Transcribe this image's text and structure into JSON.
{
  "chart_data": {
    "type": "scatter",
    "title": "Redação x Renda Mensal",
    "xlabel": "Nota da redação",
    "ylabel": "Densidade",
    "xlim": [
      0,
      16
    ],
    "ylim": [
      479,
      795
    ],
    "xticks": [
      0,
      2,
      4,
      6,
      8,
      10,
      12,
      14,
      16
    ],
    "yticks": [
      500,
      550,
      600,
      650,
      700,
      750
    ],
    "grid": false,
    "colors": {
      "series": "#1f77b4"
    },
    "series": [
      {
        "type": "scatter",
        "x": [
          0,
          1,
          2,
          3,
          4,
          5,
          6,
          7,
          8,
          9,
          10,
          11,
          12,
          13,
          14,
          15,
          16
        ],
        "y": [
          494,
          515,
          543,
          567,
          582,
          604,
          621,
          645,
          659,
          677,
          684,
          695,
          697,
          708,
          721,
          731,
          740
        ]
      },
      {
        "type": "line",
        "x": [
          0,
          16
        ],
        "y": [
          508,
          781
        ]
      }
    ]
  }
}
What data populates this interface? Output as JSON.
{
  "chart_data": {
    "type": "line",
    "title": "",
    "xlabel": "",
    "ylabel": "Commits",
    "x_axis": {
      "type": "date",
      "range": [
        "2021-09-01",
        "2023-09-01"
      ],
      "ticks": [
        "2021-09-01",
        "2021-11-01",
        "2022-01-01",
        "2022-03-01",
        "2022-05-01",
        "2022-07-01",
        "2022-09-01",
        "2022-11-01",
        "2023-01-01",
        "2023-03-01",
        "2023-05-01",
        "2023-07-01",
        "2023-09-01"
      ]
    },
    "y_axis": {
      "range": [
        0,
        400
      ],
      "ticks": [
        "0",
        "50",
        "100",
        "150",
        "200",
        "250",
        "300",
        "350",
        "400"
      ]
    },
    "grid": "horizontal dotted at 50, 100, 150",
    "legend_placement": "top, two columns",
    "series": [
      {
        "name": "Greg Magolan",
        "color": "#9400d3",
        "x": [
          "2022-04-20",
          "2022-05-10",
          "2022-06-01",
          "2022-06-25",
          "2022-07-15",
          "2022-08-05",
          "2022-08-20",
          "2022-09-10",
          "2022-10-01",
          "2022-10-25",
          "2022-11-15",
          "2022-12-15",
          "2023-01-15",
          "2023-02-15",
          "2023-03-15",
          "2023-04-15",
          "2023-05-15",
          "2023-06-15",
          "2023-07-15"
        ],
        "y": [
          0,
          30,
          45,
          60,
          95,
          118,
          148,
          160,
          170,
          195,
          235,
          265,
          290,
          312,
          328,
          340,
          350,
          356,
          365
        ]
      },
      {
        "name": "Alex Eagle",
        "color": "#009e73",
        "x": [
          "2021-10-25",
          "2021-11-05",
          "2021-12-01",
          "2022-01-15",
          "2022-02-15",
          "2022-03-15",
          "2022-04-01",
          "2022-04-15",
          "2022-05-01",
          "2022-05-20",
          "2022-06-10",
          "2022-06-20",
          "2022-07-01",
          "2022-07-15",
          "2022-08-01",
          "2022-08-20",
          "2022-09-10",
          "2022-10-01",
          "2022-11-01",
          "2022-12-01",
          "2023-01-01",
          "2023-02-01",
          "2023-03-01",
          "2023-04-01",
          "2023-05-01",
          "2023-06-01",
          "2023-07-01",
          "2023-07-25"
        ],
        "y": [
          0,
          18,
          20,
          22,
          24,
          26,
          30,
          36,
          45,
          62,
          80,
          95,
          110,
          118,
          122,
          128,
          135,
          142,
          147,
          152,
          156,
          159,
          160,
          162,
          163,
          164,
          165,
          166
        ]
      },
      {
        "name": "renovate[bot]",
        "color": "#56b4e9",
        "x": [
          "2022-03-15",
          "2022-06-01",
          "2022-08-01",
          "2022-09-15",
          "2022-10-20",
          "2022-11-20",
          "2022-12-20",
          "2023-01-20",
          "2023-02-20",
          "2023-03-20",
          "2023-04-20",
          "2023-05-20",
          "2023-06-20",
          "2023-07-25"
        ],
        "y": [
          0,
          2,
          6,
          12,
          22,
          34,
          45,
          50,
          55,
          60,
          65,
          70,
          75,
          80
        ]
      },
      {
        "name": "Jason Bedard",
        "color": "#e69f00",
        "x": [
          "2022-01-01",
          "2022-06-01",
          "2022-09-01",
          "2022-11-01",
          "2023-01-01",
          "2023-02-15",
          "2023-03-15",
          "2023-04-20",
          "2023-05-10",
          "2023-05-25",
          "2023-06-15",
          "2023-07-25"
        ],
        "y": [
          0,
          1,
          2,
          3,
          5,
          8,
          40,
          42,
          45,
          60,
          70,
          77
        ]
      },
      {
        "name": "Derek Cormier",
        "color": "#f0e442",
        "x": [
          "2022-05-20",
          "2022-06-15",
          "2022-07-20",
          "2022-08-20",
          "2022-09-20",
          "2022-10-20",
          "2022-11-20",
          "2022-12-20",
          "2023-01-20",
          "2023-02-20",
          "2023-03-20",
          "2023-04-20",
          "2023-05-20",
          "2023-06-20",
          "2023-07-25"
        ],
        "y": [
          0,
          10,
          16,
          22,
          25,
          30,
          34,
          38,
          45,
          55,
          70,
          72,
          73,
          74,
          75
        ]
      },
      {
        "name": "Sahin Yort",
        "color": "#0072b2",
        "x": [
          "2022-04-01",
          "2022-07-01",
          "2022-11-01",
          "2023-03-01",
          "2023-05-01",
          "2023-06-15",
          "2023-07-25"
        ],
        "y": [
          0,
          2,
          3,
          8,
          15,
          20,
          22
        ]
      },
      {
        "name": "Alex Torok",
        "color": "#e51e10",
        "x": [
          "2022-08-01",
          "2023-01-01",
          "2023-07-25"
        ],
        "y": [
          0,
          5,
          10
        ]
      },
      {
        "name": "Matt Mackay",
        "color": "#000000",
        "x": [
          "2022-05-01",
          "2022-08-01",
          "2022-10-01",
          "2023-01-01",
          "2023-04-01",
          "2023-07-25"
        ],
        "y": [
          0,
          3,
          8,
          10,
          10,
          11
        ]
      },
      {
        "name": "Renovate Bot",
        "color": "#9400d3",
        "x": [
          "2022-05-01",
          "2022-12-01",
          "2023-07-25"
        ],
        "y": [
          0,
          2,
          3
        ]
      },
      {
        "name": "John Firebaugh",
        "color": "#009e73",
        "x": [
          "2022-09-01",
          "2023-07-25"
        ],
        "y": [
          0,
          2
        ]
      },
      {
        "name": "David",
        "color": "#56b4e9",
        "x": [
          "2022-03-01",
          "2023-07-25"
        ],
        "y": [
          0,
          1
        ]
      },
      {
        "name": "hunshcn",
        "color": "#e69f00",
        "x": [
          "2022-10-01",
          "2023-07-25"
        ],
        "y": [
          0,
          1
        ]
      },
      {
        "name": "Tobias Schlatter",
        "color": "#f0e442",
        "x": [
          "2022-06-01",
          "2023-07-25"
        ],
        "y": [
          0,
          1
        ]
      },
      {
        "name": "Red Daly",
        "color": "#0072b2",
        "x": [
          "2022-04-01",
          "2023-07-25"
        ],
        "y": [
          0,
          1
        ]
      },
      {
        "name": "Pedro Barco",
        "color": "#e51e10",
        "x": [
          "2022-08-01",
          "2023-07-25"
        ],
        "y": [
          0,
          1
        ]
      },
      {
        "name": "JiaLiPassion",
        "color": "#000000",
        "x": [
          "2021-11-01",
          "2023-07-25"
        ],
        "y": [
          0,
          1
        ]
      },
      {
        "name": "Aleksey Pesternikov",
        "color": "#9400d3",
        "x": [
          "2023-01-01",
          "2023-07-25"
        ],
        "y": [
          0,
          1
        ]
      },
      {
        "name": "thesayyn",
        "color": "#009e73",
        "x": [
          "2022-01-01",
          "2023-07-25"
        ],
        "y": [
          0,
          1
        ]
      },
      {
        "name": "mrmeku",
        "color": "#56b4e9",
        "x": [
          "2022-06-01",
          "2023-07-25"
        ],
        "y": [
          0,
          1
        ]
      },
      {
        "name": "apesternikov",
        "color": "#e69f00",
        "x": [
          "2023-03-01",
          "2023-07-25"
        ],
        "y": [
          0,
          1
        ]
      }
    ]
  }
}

*PROBLEM STATEMENT:*
Count the lines that include the word "grid" and state the result as a bare number.

*FULL ANSWER:*
2